* _AVAILABLE DATA_:
::::
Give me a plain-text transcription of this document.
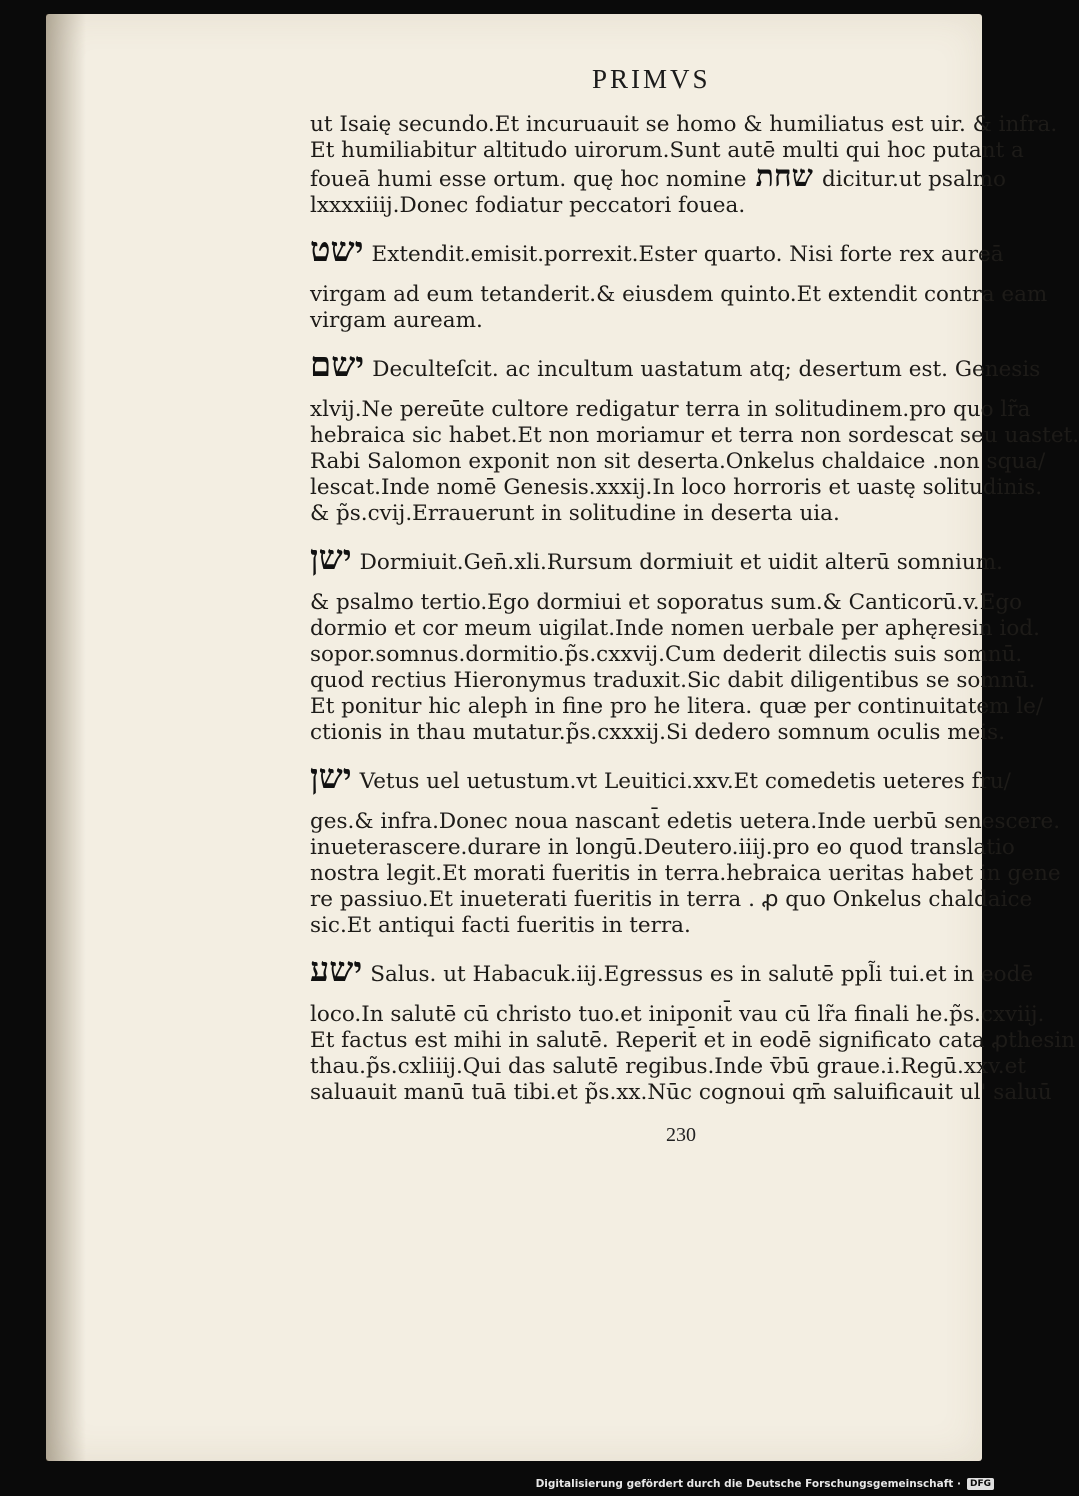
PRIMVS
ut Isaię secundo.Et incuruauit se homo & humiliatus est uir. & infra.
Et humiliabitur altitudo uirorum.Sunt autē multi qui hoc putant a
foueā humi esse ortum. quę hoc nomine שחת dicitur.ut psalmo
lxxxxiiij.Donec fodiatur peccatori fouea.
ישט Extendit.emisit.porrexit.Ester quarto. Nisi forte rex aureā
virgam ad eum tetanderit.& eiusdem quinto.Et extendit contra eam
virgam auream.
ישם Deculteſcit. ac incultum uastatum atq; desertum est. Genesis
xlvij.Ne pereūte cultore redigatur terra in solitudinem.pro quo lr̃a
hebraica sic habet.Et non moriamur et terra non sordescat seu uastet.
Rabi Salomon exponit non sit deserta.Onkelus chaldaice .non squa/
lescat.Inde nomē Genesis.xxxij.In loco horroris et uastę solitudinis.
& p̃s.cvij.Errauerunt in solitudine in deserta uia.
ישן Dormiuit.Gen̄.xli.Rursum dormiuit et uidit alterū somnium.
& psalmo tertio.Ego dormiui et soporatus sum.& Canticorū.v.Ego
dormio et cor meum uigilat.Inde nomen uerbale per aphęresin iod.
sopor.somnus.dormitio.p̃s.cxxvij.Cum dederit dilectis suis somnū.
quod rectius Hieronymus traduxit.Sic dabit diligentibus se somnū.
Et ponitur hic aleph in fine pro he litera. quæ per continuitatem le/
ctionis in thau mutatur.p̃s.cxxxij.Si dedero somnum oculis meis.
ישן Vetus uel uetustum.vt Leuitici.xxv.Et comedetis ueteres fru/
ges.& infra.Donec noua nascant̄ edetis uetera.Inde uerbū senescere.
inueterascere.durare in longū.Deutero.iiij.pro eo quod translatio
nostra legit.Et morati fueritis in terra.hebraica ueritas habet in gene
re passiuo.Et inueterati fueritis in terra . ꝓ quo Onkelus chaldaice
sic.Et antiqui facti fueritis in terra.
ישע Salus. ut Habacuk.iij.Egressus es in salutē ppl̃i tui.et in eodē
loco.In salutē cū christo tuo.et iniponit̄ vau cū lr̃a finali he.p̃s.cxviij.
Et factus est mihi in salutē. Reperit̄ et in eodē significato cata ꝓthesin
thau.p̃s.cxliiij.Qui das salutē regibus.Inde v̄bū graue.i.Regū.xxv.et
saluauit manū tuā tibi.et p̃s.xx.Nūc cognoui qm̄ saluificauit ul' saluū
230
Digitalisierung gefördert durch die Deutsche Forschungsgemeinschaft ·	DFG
::::
* _WHAT YOU SHOULD DO_:
Select all lines in the listing that include the word "psalmo".

* _RESULT BELOW_:
foueā humi esse ortum. quę hoc nomine שחת dicitur.ut psalmo
& psalmo tertio.Ego dormiui et soporatus sum.& Canticorū.v.Ego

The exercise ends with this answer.